Data excerpts
____________

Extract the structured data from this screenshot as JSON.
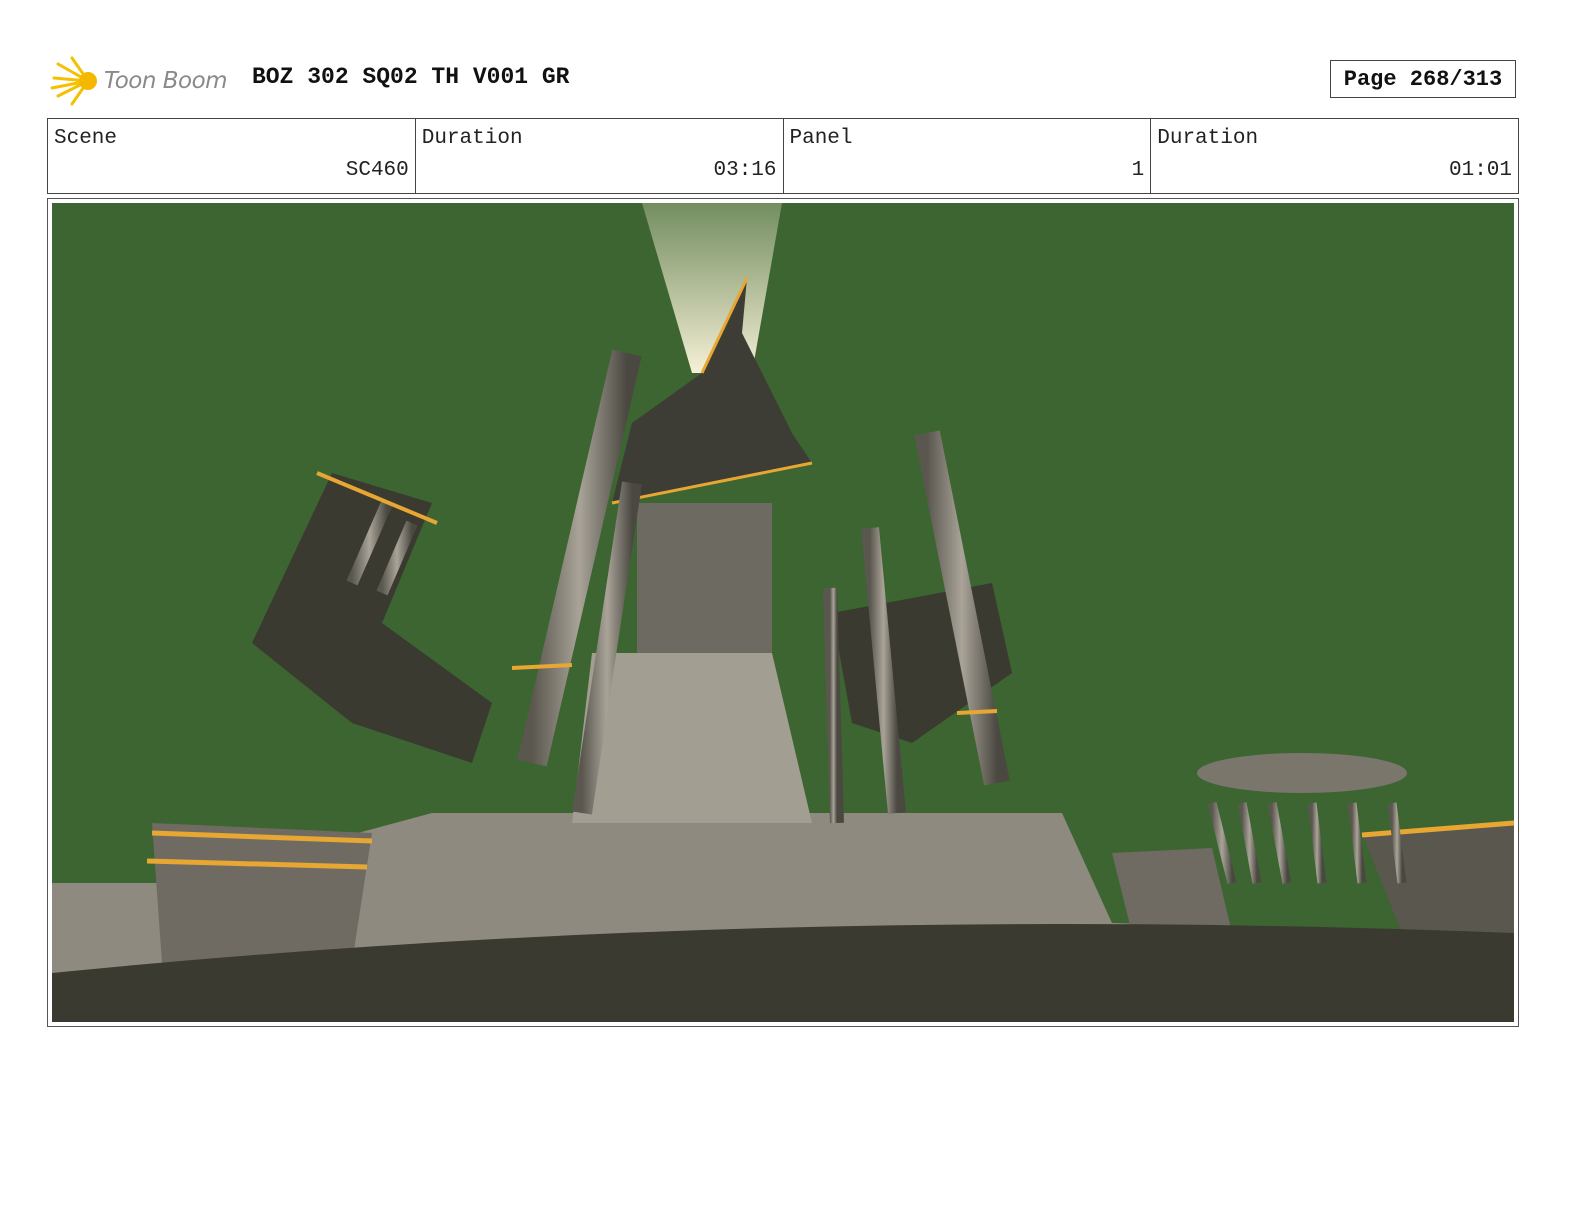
{
  "header": {
    "logo_text": "Toon Boom",
    "project_title": "BOZ 302 SQ02 TH V001 GR",
    "page_label": "Page 268/313"
  },
  "info": [
    {
      "label": "Scene",
      "value": "SC460"
    },
    {
      "label": "Duration",
      "value": "03:16"
    },
    {
      "label": "Panel",
      "value": "1"
    },
    {
      "label": "Duration",
      "value": "01:01"
    }
  ],
  "colors": {
    "sky": "#3c6531",
    "stone": "#8f8a80",
    "gold": "#e8a632",
    "ground": "#3b3a31"
  }
}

____________

• _WORK INSTRUCTIONS_:
Copy the lines from the entries above in which the word "value" appears.

• _SOLUTION_:
      "value": "SC460"
      "value": "03:16"
      "value": "1"
      "value": "01:01"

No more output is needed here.